**PROBLEM:**
Locate the word "clean" in the entries below, then gather every line that holds it.

**RECORDS TO PROCESS:**

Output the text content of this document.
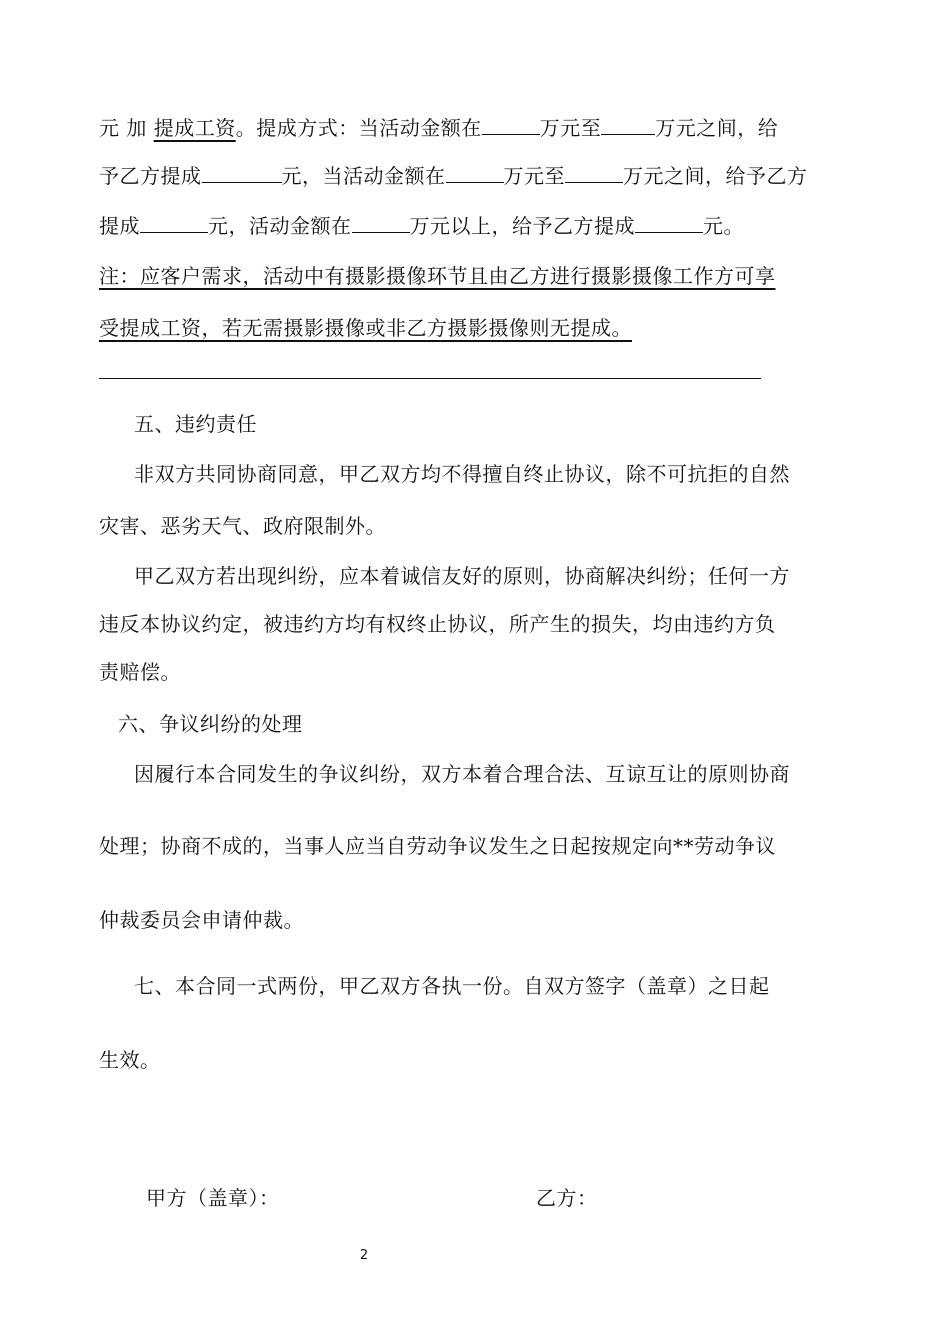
元 加 提成工资。提成方式：当活动金额在	万元至	万元之间，给
予乙方提成	元，当活动金额在	万元至	万元之间，给予乙方
提成	元，活动金额在	万元以上，给予乙方提成	元。
注：应客户需求，活动中有摄影摄像环节且由乙方进行摄影摄像工作方可享
受提成工资，若无需摄影摄像或非乙方摄影摄像则无提成。
五、违约责任
非双方共同协商同意，甲乙双方均不得擅自终止协议，除不可抗拒的自然
灾害、恶劣天气、政府限制外。
甲乙双方若出现纠纷，应本着诚信友好的原则，协商解决纠纷；任何一方
违反本协议约定，被违约方均有权终止协议，所产生的损失，均由违约方负
责赔偿。
六、争议纠纷的处理
因履行本合同发生的争议纠纷，双方本着合理合法、互谅互让的原则协商
处理；协商不成的，当事人应当自劳动争议发生之日起按规定向**劳动争议
仲裁委员会申请仲裁。
七、本合同一式两份，甲乙双方各执一份。自双方签字（盖章）之日起
生效。
甲方（盖章）：	乙方：
2
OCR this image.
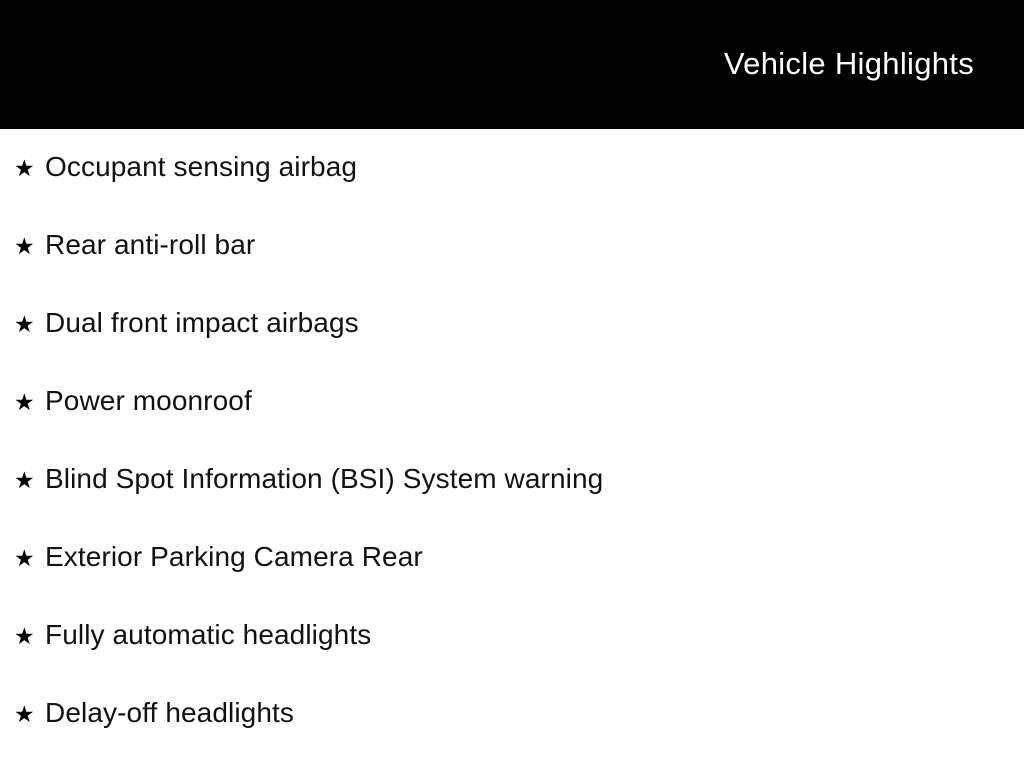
Vehicle Highlights
★ Occupant sensing airbag
★ Rear anti-roll bar
★ Dual front impact airbags
★ Power moonroof
★ Blind Spot Information (BSI) System warning
★ Exterior Parking Camera Rear
★ Fully automatic headlights
★ Delay-off headlights
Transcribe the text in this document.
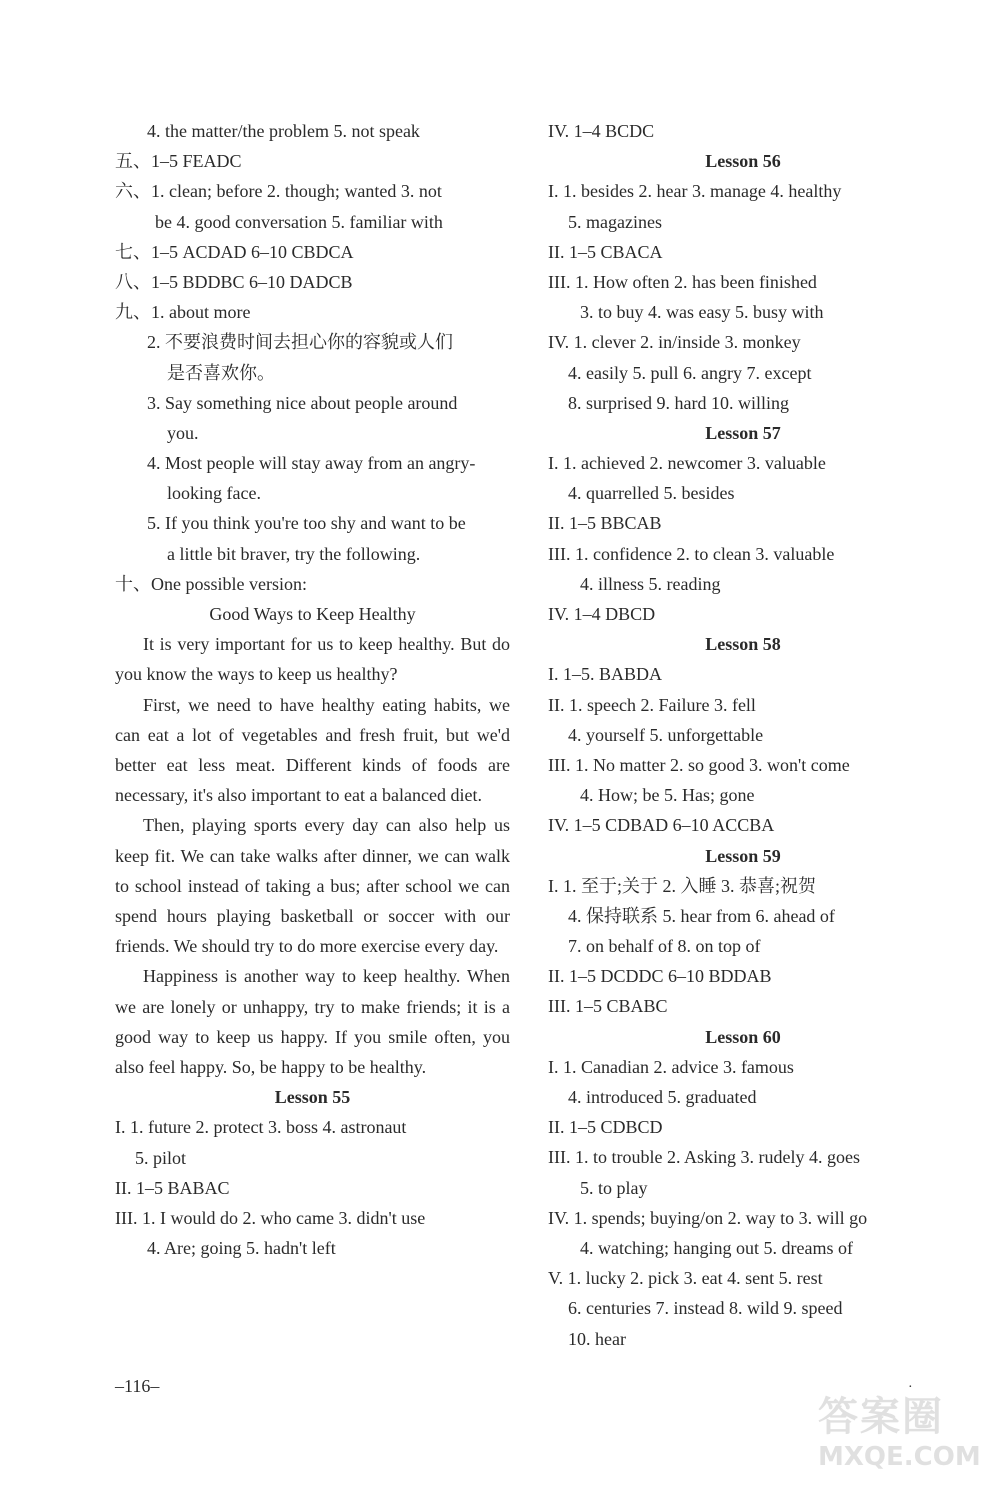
4. the matter/the problem 5. not speak
五、1–5 FEADC
六、1. clean; before 2. though; wanted 3. not
be 4. good conversation 5. familiar with
七、1–5 ACDAD 6–10 CBDCA
八、1–5 BDDBC 6–10 DADCB
九、1. about more
2. 不要浪费时间去担心你的容貌或人们
是否喜欢你。
3. Say something nice about people around
you.
4. Most people will stay away from an angry-
looking face.
5. If you think you're too shy and want to be
a little bit braver, try the following.
十、One possible version:
Good Ways to Keep Healthy
It is very important for us to keep healthy. But do you know the ways to keep us healthy?
First, we need to have healthy eating habits, we can eat a lot of vegetables and fresh fruit, but we'd better eat less meat. Different kinds of foods are necessary, it's also important to eat a balanced diet.
Then, playing sports every day can also help us keep fit. We can take walks after dinner, we can walk to school instead of taking a bus; after school we can spend hours playing basketball or soccer with our friends. We should try to do more exercise every day.
Happiness is another way to keep healthy. When we are lonely or unhappy, try to make friends; it is a good way to keep us happy. If you smile often, you also feel happy. So, be happy to be healthy.
Lesson 55
I. 1. future 2. protect 3. boss 4. astronaut
5. pilot
II. 1–5 BABAC
III. 1. I would do 2. who came 3. didn't use
4. Are; going 5. hadn't left
IV. 1–4 BCDC
Lesson 56
I. 1. besides 2. hear 3. manage 4. healthy
5. magazines
II. 1–5 CBACA
III. 1. How often 2. has been finished
3. to buy 4. was easy 5. busy with
IV. 1. clever 2. in/inside 3. monkey
4. easily 5. pull 6. angry 7. except
8. surprised 9. hard 10. willing
Lesson 57
I. 1. achieved 2. newcomer 3. valuable
4. quarrelled 5. besides
II. 1–5 BBCAB
III. 1. confidence 2. to clean 3. valuable
4. illness 5. reading
IV. 1–4 DBCD
Lesson 58
I. 1–5. BABDA
II. 1. speech 2. Failure 3. fell
4. yourself 5. unforgettable
III. 1. No matter 2. so good 3. won't come
4. How; be 5. Has; gone
IV. 1–5 CDBAD 6–10 ACCBA
Lesson 59
I. 1. 至于;关于 2. 入睡 3. 恭喜;祝贺
4. 保持联系 5. hear from 6. ahead of
7. on behalf of 8. on top of
II. 1–5 DCDDC 6–10 BDDAB
III. 1–5 CBABC
Lesson 60
I. 1. Canadian 2. advice 3. famous
4. introduced 5. graduated
II. 1–5 CDBCD
III. 1. to trouble 2. Asking 3. rudely 4. goes
5. to play
IV. 1. spends; buying/on 2. way to 3. will go
4. watching; hanging out 5. dreams of
V. 1. lucky 2. pick 3. eat 4. sent 5. rest
6. centuries 7. instead 8. wild 9. speed
10. hear
–116–	·
答案圈
MXQE.COM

**FINISHED EXERCISE:**
六、1. clean; before 2. though; wanted 3. not
III. 1. confidence 2. to clean 3. valuable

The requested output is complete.